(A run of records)
......

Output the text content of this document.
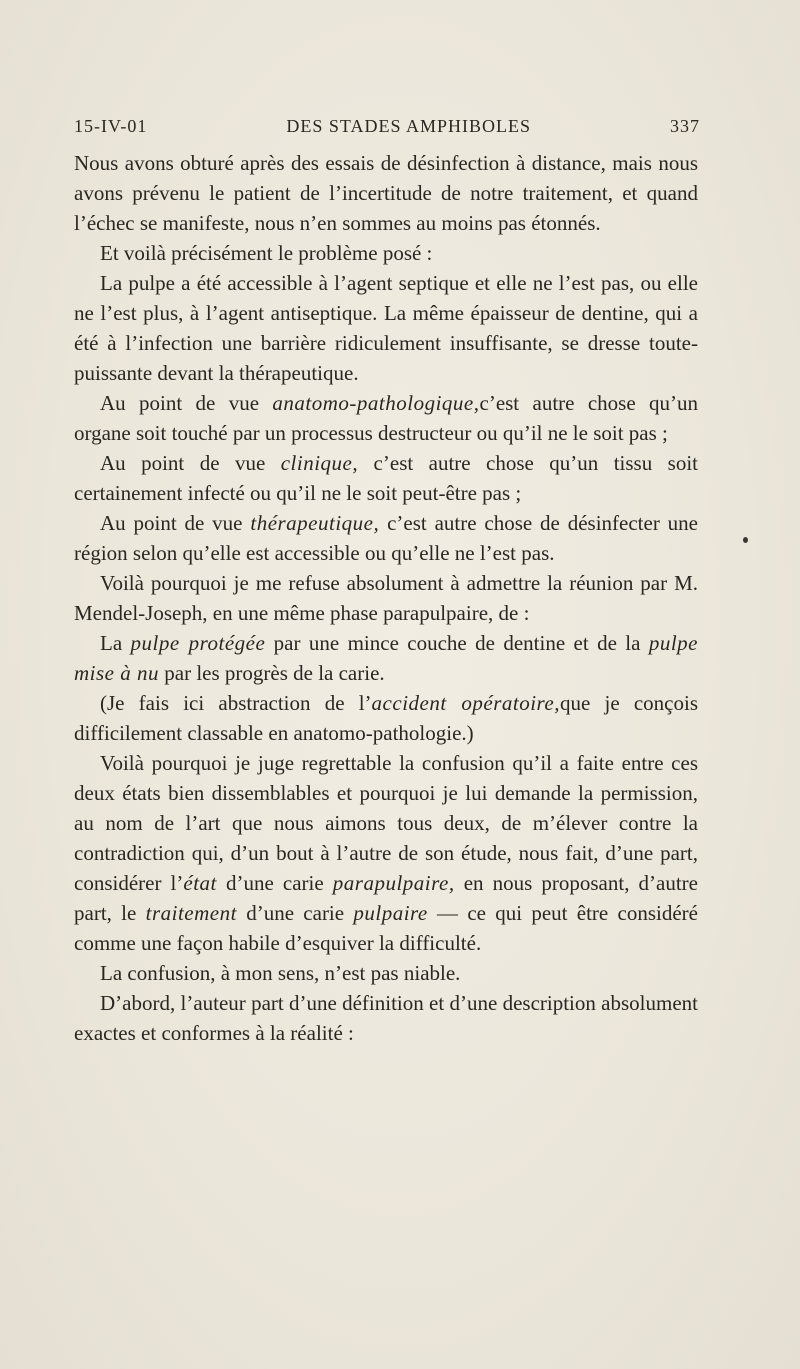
15-IV-01	DES STADES AMPHIBOLES	337

Nous avons obturé après des essais de désinfection à distance, mais nous avons prévenu le patient de l’incertitude de notre traitement, et quand l’échec se manifeste, nous n’en sommes au moins pas étonnés.

Et voilà précisément le problème posé :

La pulpe a été accessible à l’agent septique et elle ne l’est pas, ou elle ne l’est plus, à l’agent antiseptique. La même épaisseur de dentine, qui a été à l’infection une barrière ridiculement insuffisante, se dresse toute-puissante devant la thérapeutique.

Au point de vue anatomo-pathologique,c’est autre chose qu’un organe soit touché par un processus destructeur ou qu’il ne le soit pas ;

Au point de vue clinique, c’est autre chose qu’un tissu soit certainement infecté ou qu’il ne le soit peut-être pas ;

Au point de vue thérapeutique, c’est autre chose de désinfecter une région selon qu’elle est accessible ou qu’elle ne l’est pas.

Voilà pourquoi je me refuse absolument à admettre la réunion par M. Mendel-Joseph, en une même phase parapulpaire, de :

La pulpe protégée par une mince couche de dentine et de la pulpe mise à nu par les progrès de la carie.

(Je fais ici abstraction de l’accident opératoire,que je conçois difficilement classable en anatomo-pathologie.)

Voilà pourquoi je juge regrettable la confusion qu’il a faite entre ces deux états bien dissemblables et pourquoi je lui demande la permission, au nom de l’art que nous aimons tous deux, de m’élever contre la contradiction qui, d’un bout à l’autre de son étude, nous fait, d’une part, considérer l’état d’une carie parapulpaire, en nous proposant, d’autre part, le traitement d’une carie pulpaire — ce qui peut être considéré comme une façon habile d’esquiver la difficulté.

La confusion, à mon sens, n’est pas niable.

D’abord, l’auteur part d’une définition et d’une description absolument exactes et conformes à la réalité :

......

§ Task instructions: Transcribe the full listing above exactly as it stands, minus the pictures.

§ Task response:
Output the text content of this document.
15-IV-01	DES STADES AMPHIBOLES	337

Nous avons obturé après des essais de désinfection à distance, mais nous avons prévenu le patient de l’incertitude de notre traitement, et quand l’échec se manifeste, nous n’en sommes au moins pas étonnés.

Et voilà précisément le problème posé :

La pulpe a été accessible à l’agent septique et elle ne l’est pas, ou elle ne l’est plus, à l’agent antiseptique. La même épaisseur de dentine, qui a été à l’infection une barrière ridiculement insuffisante, se dresse toute-puissante devant la thérapeutique.

Au point de vue anatomo-pathologique,c’est autre chose qu’un organe soit touché par un processus destructeur ou qu’il ne le soit pas ;

Au point de vue clinique, c’est autre chose qu’un tissu soit certainement infecté ou qu’il ne le soit peut-être pas ;

Au point de vue thérapeutique, c’est autre chose de désinfecter une région selon qu’elle est accessible ou qu’elle ne l’est pas.

Voilà pourquoi je me refuse absolument à admettre la réunion par M. Mendel-Joseph, en une même phase parapulpaire, de :

La pulpe protégée par une mince couche de dentine et de la pulpe mise à nu par les progrès de la carie.

(Je fais ici abstraction de l’accident opératoire,que je conçois difficilement classable en anatomo-pathologie.)

Voilà pourquoi je juge regrettable la confusion qu’il a faite entre ces deux états bien dissemblables et pourquoi je lui demande la permission, au nom de l’art que nous aimons tous deux, de m’élever contre la contradiction qui, d’un bout à l’autre de son étude, nous fait, d’une part, considérer l’état d’une carie parapulpaire, en nous proposant, d’autre part, le traitement d’une carie pulpaire — ce qui peut être considéré comme une façon habile d’esquiver la difficulté.

La confusion, à mon sens, n’est pas niable.

D’abord, l’auteur part d’une définition et d’une description absolument exactes et conformes à la réalité :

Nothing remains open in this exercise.